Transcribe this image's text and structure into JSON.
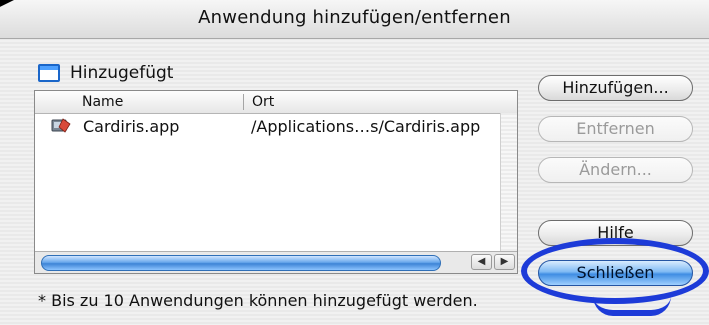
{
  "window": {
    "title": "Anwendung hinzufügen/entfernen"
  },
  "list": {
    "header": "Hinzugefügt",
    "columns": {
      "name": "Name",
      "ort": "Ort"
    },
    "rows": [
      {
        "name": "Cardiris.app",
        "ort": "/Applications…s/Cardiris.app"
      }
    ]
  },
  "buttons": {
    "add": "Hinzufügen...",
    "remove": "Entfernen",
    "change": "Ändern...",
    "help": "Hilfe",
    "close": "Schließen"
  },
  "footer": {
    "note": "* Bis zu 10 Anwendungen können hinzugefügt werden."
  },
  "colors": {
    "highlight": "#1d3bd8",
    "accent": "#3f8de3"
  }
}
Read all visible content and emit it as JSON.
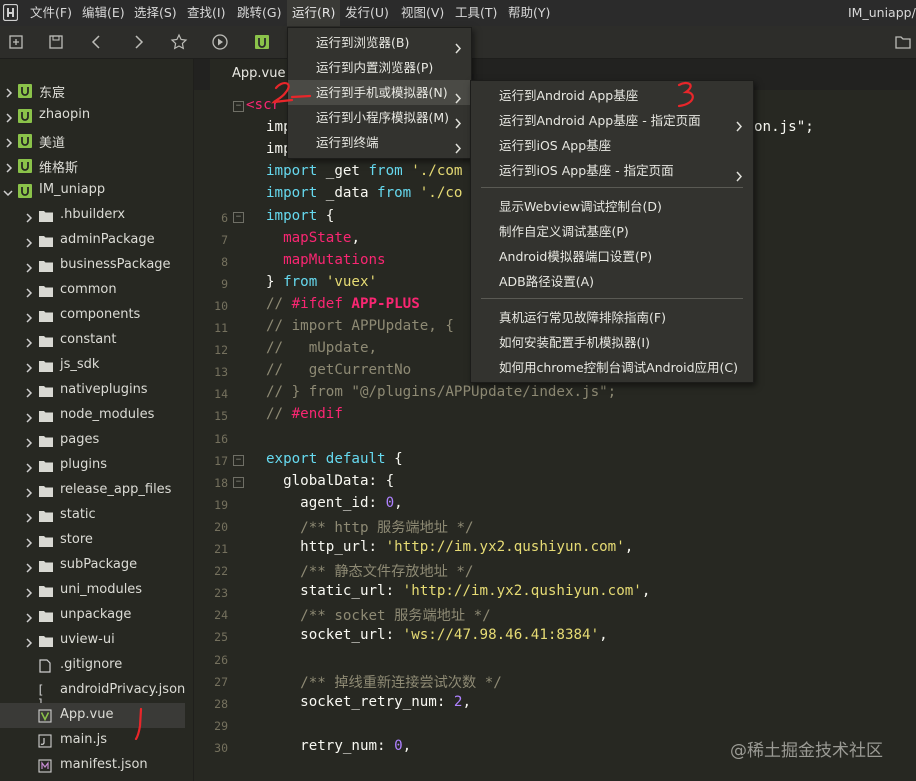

+--

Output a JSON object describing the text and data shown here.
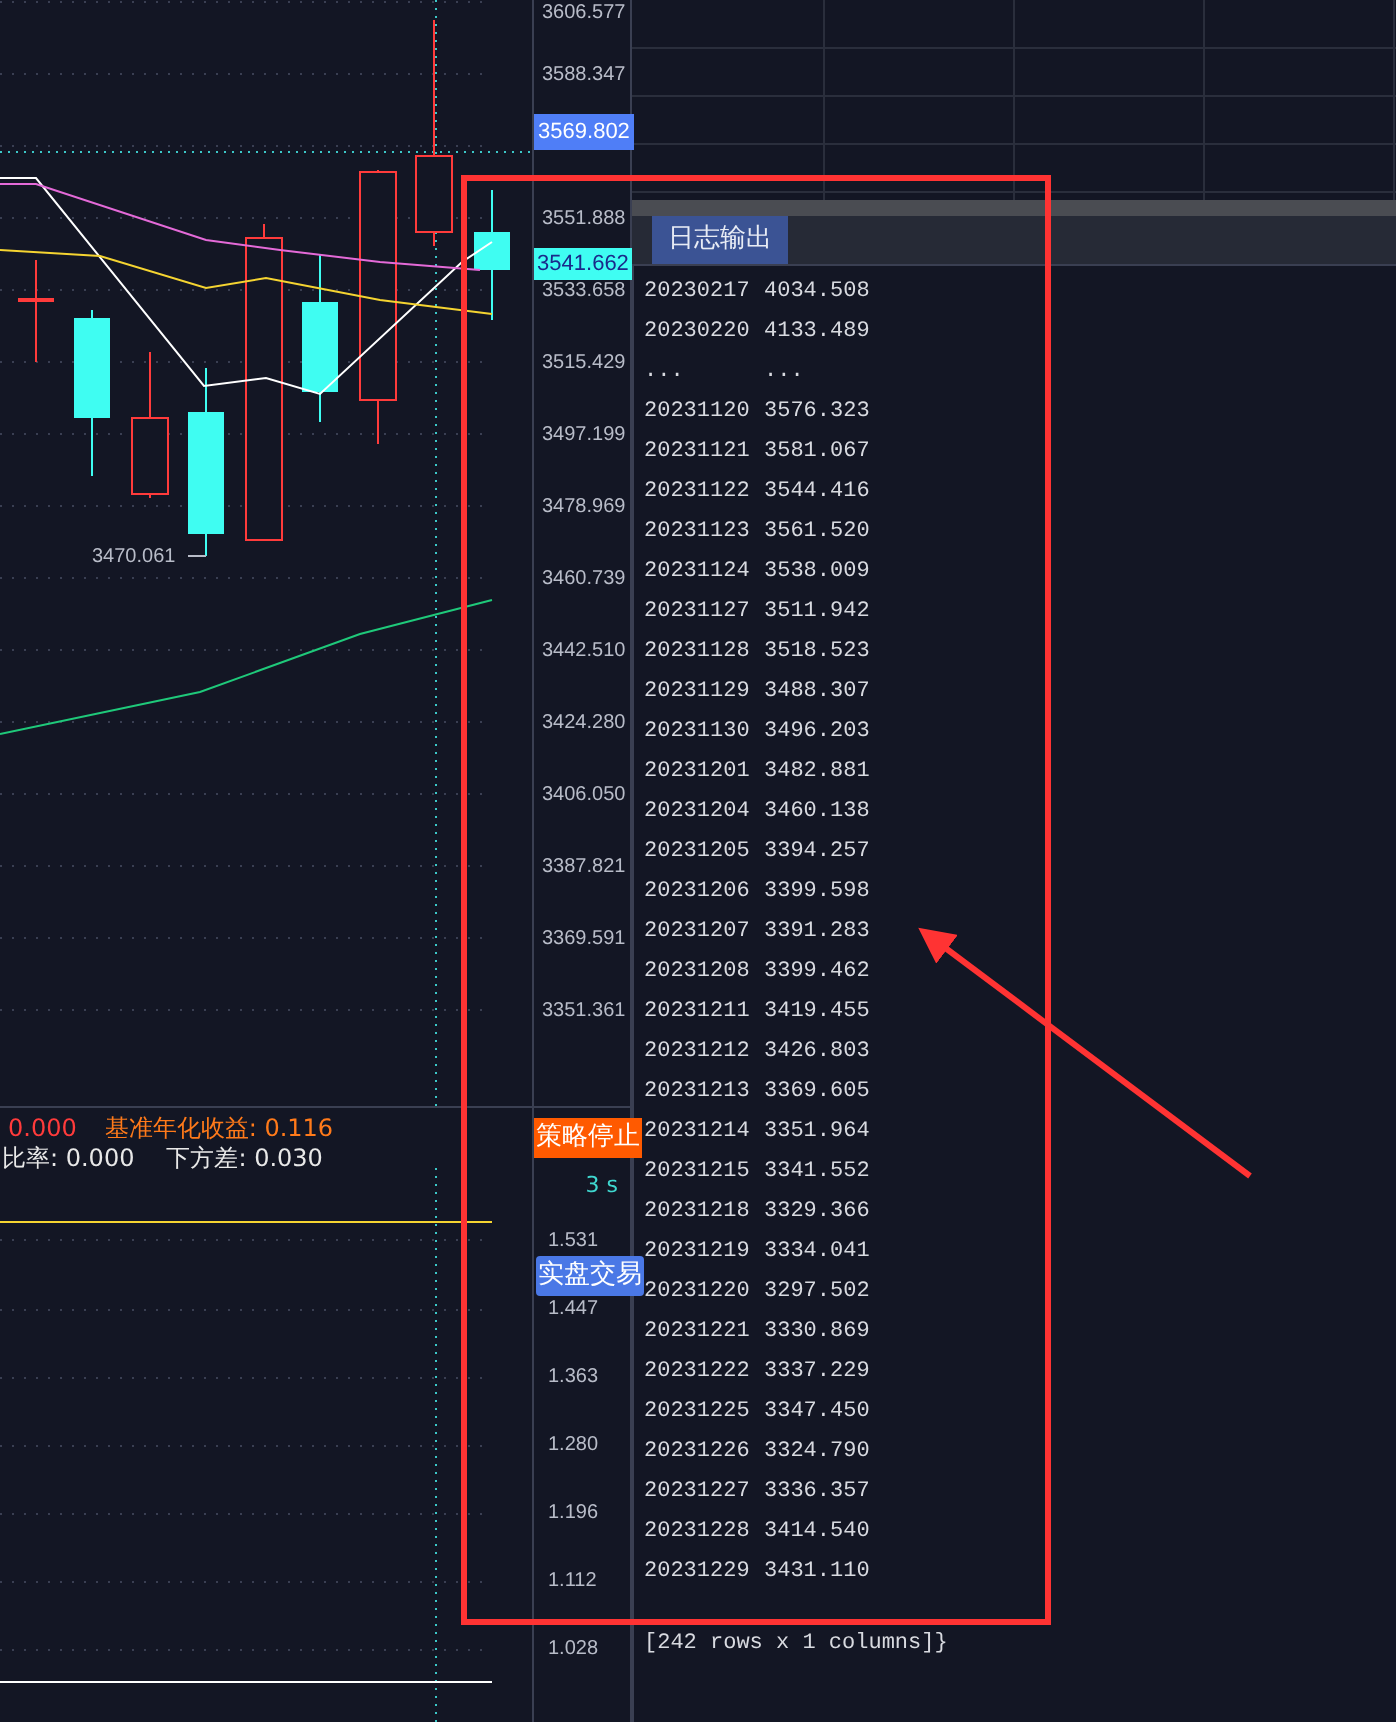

+--

Return exactly the lines from the one with "Transcribe this image's" to the one with "Read all visible content and emit it as JSON.", inclusive, and nothing else; skip the pictures.

> [Written response]:
Transcribe this image's text and structure into JSON.
{
  "window": {
    "title": "Anwendung hinzufügen/entfernen"
  },
  "list": {
    "header": "Hinzugefügt",
    "columns": {
      "name": "Name",
      "ort": "Ort"
    },
    "rows": [
      {
        "name": "Cardiris.app",
        "ort": "/Applications…s/Cardiris.app"
      }
    ]
  },
  "buttons": {
    "add": "Hinzufügen...",
    "remove": "Entfernen",
    "change": "Ändern...",
    "help": "Hilfe",
    "close": "Schließen"
  },
  "footer": {
    "note": "* Bis zu 10 Anwendungen können hinzugefügt werden."
  },
  "colors": {
    "highlight": "#1d3bd8",
    "accent": "#3f8de3"
  }
}
Read all visible content and emit it as JSON.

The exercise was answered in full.